== SOURCE MATERIAL ==
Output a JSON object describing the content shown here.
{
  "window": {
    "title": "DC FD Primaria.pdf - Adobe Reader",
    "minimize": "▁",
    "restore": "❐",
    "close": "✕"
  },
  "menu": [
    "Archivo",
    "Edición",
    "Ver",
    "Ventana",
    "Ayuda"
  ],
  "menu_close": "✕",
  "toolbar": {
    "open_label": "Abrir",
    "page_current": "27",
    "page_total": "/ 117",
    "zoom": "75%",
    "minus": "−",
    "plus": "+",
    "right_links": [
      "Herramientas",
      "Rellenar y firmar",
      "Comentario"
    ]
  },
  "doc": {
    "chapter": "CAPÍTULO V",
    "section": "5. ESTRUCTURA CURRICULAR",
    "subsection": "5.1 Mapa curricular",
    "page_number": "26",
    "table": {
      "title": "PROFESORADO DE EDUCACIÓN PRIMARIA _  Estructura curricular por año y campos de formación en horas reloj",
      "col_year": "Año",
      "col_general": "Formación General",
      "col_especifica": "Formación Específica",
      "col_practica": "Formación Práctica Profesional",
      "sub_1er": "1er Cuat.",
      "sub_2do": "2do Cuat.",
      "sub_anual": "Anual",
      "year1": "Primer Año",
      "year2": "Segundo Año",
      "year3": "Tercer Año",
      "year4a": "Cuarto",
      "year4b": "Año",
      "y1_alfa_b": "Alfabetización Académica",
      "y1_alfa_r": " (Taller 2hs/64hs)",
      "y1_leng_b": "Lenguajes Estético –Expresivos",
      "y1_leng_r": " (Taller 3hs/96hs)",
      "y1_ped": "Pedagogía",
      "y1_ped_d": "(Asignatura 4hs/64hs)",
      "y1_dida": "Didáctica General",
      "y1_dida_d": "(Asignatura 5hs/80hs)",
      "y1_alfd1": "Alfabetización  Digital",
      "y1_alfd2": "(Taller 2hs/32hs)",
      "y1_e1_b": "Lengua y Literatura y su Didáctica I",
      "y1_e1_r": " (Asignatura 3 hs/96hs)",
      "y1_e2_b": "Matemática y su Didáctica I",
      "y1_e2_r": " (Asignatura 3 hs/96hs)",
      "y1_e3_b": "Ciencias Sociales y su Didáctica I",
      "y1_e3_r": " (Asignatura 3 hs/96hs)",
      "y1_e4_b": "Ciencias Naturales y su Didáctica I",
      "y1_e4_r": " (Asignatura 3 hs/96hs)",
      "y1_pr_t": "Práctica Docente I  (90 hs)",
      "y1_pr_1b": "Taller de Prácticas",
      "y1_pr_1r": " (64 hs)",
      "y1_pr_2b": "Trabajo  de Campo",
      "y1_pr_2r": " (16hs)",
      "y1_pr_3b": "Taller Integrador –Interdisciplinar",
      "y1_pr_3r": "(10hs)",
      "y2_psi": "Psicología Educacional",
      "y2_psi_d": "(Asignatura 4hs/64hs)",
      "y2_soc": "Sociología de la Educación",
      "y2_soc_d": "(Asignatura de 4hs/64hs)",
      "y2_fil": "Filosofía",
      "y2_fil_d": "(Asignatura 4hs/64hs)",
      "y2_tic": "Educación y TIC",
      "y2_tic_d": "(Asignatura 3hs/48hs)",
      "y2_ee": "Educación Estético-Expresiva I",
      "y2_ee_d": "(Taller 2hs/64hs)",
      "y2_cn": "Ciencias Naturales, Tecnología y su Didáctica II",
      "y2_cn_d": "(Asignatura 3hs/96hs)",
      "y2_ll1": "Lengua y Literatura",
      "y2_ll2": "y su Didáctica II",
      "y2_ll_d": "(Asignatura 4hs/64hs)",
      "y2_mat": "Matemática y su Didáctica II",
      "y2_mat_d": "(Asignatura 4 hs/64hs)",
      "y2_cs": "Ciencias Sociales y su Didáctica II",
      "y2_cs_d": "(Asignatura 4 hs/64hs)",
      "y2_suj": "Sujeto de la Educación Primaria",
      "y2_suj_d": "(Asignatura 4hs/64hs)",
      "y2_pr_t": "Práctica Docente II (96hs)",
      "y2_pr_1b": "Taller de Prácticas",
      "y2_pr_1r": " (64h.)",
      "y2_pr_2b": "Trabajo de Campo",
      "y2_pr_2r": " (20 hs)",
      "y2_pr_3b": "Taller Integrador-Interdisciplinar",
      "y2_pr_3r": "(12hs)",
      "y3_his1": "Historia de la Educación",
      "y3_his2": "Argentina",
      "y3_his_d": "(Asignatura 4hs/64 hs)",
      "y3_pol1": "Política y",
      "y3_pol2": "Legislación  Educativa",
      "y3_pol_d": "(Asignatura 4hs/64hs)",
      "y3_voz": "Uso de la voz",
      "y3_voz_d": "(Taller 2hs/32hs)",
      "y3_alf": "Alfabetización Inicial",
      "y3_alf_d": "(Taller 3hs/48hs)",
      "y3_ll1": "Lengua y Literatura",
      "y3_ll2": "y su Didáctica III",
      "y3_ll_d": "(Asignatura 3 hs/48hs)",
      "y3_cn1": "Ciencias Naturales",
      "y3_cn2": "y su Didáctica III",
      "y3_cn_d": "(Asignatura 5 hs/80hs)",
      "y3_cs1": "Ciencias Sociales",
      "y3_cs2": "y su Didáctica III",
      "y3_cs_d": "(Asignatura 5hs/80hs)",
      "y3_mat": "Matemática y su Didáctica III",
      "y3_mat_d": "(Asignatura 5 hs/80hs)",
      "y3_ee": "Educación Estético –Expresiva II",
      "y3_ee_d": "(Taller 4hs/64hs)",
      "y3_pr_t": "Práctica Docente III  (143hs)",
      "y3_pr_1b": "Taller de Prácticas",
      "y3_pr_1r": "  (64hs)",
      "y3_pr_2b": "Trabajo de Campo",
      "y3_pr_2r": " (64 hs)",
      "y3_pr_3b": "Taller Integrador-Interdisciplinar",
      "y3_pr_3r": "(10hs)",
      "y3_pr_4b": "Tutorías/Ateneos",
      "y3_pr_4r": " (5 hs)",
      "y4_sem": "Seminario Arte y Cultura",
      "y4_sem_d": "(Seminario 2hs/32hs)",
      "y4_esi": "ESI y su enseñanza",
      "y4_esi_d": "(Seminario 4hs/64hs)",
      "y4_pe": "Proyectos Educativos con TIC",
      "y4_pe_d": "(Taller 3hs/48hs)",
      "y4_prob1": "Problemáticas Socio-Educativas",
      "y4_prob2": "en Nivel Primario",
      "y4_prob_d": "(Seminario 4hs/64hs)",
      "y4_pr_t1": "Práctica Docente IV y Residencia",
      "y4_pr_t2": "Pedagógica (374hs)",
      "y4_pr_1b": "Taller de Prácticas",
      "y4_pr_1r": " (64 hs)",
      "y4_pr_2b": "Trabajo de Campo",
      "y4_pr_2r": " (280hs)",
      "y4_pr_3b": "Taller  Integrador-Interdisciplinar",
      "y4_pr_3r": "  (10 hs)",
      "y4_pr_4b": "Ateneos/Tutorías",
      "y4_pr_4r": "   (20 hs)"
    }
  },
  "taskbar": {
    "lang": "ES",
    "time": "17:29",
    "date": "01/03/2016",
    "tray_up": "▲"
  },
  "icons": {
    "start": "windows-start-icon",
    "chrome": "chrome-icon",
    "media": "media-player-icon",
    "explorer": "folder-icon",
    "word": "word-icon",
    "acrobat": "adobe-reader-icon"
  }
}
===
**WHAT YOU SHOULD DO**
Reproduce every line above without error.

**THE OUTPUT**
Output a JSON object describing the content shown here.
{
  "window": {
    "title": "DC FD Primaria.pdf - Adobe Reader",
    "minimize": "▁",
    "restore": "❐",
    "close": "✕"
  },
  "menu": [
    "Archivo",
    "Edición",
    "Ver",
    "Ventana",
    "Ayuda"
  ],
  "menu_close": "✕",
  "toolbar": {
    "open_label": "Abrir",
    "page_current": "27",
    "page_total": "/ 117",
    "zoom": "75%",
    "minus": "−",
    "plus": "+",
    "right_links": [
      "Herramientas",
      "Rellenar y firmar",
      "Comentario"
    ]
  },
  "doc": {
    "chapter": "CAPÍTULO V",
    "section": "5. ESTRUCTURA CURRICULAR",
    "subsection": "5.1 Mapa curricular",
    "page_number": "26",
    "table": {
      "title": "PROFESORADO DE EDUCACIÓN PRIMARIA _  Estructura curricular por año y campos de formación en horas reloj",
      "col_year": "Año",
      "col_general": "Formación General",
      "col_especifica": "Formación Específica",
      "col_practica": "Formación Práctica Profesional",
      "sub_1er": "1er Cuat.",
      "sub_2do": "2do Cuat.",
      "sub_anual": "Anual",
      "year1": "Primer Año",
      "year2": "Segundo Año",
      "year3": "Tercer Año",
      "year4a": "Cuarto",
      "year4b": "Año",
      "y1_alfa_b": "Alfabetización Académica",
      "y1_alfa_r": " (Taller 2hs/64hs)",
      "y1_leng_b": "Lenguajes Estético –Expresivos",
      "y1_leng_r": " (Taller 3hs/96hs)",
      "y1_ped": "Pedagogía",
      "y1_ped_d": "(Asignatura 4hs/64hs)",
      "y1_dida": "Didáctica General",
      "y1_dida_d": "(Asignatura 5hs/80hs)",
      "y1_alfd1": "Alfabetización  Digital",
      "y1_alfd2": "(Taller 2hs/32hs)",
      "y1_e1_b": "Lengua y Literatura y su Didáctica I",
      "y1_e1_r": " (Asignatura 3 hs/96hs)",
      "y1_e2_b": "Matemática y su Didáctica I",
      "y1_e2_r": " (Asignatura 3 hs/96hs)",
      "y1_e3_b": "Ciencias Sociales y su Didáctica I",
      "y1_e3_r": " (Asignatura 3 hs/96hs)",
      "y1_e4_b": "Ciencias Naturales y su Didáctica I",
      "y1_e4_r": " (Asignatura 3 hs/96hs)",
      "y1_pr_t": "Práctica Docente I  (90 hs)",
      "y1_pr_1b": "Taller de Prácticas",
      "y1_pr_1r": " (64 hs)",
      "y1_pr_2b": "Trabajo  de Campo",
      "y1_pr_2r": " (16hs)",
      "y1_pr_3b": "Taller Integrador –Interdisciplinar",
      "y1_pr_3r": "(10hs)",
      "y2_psi": "Psicología Educacional",
      "y2_psi_d": "(Asignatura 4hs/64hs)",
      "y2_soc": "Sociología de la Educación",
      "y2_soc_d": "(Asignatura de 4hs/64hs)",
      "y2_fil": "Filosofía",
      "y2_fil_d": "(Asignatura 4hs/64hs)",
      "y2_tic": "Educación y TIC",
      "y2_tic_d": "(Asignatura 3hs/48hs)",
      "y2_ee": "Educación Estético-Expresiva I",
      "y2_ee_d": "(Taller 2hs/64hs)",
      "y2_cn": "Ciencias Naturales, Tecnología y su Didáctica II",
      "y2_cn_d": "(Asignatura 3hs/96hs)",
      "y2_ll1": "Lengua y Literatura",
      "y2_ll2": "y su Didáctica II",
      "y2_ll_d": "(Asignatura 4hs/64hs)",
      "y2_mat": "Matemática y su Didáctica II",
      "y2_mat_d": "(Asignatura 4 hs/64hs)",
      "y2_cs": "Ciencias Sociales y su Didáctica II",
      "y2_cs_d": "(Asignatura 4 hs/64hs)",
      "y2_suj": "Sujeto de la Educación Primaria",
      "y2_suj_d": "(Asignatura 4hs/64hs)",
      "y2_pr_t": "Práctica Docente II (96hs)",
      "y2_pr_1b": "Taller de Prácticas",
      "y2_pr_1r": " (64h.)",
      "y2_pr_2b": "Trabajo de Campo",
      "y2_pr_2r": " (20 hs)",
      "y2_pr_3b": "Taller Integrador-Interdisciplinar",
      "y2_pr_3r": "(12hs)",
      "y3_his1": "Historia de la Educación",
      "y3_his2": "Argentina",
      "y3_his_d": "(Asignatura 4hs/64 hs)",
      "y3_pol1": "Política y",
      "y3_pol2": "Legislación  Educativa",
      "y3_pol_d": "(Asignatura 4hs/64hs)",
      "y3_voz": "Uso de la voz",
      "y3_voz_d": "(Taller 2hs/32hs)",
      "y3_alf": "Alfabetización Inicial",
      "y3_alf_d": "(Taller 3hs/48hs)",
      "y3_ll1": "Lengua y Literatura",
      "y3_ll2": "y su Didáctica III",
      "y3_ll_d": "(Asignatura 3 hs/48hs)",
      "y3_cn1": "Ciencias Naturales",
      "y3_cn2": "y su Didáctica III",
      "y3_cn_d": "(Asignatura 5 hs/80hs)",
      "y3_cs1": "Ciencias Sociales",
      "y3_cs2": "y su Didáctica III",
      "y3_cs_d": "(Asignatura 5hs/80hs)",
      "y3_mat": "Matemática y su Didáctica III",
      "y3_mat_d": "(Asignatura 5 hs/80hs)",
      "y3_ee": "Educación Estético –Expresiva II",
      "y3_ee_d": "(Taller 4hs/64hs)",
      "y3_pr_t": "Práctica Docente III  (143hs)",
      "y3_pr_1b": "Taller de Prácticas",
      "y3_pr_1r": "  (64hs)",
      "y3_pr_2b": "Trabajo de Campo",
      "y3_pr_2r": " (64 hs)",
      "y3_pr_3b": "Taller Integrador-Interdisciplinar",
      "y3_pr_3r": "(10hs)",
      "y3_pr_4b": "Tutorías/Ateneos",
      "y3_pr_4r": " (5 hs)",
      "y4_sem": "Seminario Arte y Cultura",
      "y4_sem_d": "(Seminario 2hs/32hs)",
      "y4_esi": "ESI y su enseñanza",
      "y4_esi_d": "(Seminario 4hs/64hs)",
      "y4_pe": "Proyectos Educativos con TIC",
      "y4_pe_d": "(Taller 3hs/48hs)",
      "y4_prob1": "Problemáticas Socio-Educativas",
      "y4_prob2": "en Nivel Primario",
      "y4_prob_d": "(Seminario 4hs/64hs)",
      "y4_pr_t1": "Práctica Docente IV y Residencia",
      "y4_pr_t2": "Pedagógica (374hs)",
      "y4_pr_1b": "Taller de Prácticas",
      "y4_pr_1r": " (64 hs)",
      "y4_pr_2b": "Trabajo de Campo",
      "y4_pr_2r": " (280hs)",
      "y4_pr_3b": "Taller  Integrador-Interdisciplinar",
      "y4_pr_3r": "  (10 hs)",
      "y4_pr_4b": "Ateneos/Tutorías",
      "y4_pr_4r": "   (20 hs)"
    }
  },
  "taskbar": {
    "lang": "ES",
    "time": "17:29",
    "date": "01/03/2016",
    "tray_up": "▲"
  },
  "icons": {
    "start": "windows-start-icon",
    "chrome": "chrome-icon",
    "media": "media-player-icon",
    "explorer": "folder-icon",
    "word": "word-icon",
    "acrobat": "adobe-reader-icon"
  }
}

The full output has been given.